» WHAT THE TASK ASKS:
Scan the entries below for the word "anime". Copy each line that has it.

» TASK MATERIAL:
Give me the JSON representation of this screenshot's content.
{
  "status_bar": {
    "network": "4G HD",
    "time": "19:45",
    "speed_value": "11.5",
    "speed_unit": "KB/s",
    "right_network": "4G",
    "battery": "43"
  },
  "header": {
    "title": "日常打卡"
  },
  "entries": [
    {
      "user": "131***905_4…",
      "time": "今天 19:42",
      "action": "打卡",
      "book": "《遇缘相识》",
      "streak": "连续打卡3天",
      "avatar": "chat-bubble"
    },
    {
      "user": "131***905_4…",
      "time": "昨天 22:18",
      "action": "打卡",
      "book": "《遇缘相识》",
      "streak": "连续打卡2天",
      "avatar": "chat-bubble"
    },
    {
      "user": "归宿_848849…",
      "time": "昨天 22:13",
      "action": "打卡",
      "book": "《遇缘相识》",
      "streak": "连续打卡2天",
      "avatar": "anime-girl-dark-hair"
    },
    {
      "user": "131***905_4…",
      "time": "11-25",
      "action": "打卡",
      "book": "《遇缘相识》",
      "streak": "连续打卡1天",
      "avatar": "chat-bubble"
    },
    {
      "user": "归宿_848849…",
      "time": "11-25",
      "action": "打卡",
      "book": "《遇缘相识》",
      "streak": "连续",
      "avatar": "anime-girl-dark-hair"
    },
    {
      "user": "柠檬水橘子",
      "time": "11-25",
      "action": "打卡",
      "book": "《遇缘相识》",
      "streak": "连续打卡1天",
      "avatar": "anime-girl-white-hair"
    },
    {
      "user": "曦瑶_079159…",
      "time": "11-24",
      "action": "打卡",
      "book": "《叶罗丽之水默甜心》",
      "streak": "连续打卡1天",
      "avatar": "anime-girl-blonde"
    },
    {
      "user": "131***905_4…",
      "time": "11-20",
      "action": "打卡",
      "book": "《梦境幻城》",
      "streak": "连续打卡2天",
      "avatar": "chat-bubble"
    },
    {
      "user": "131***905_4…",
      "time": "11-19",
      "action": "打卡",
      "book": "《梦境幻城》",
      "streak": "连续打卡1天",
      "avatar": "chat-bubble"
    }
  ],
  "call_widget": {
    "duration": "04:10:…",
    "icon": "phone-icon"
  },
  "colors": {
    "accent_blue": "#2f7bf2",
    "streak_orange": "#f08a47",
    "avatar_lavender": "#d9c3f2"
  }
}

» OUTPUT OF THE EXERCISE:
      "avatar": "anime-girl-dark-hair"
      "avatar": "anime-girl-dark-hair"
      "avatar": "anime-girl-white-hair"
      "avatar": "anime-girl-blonde"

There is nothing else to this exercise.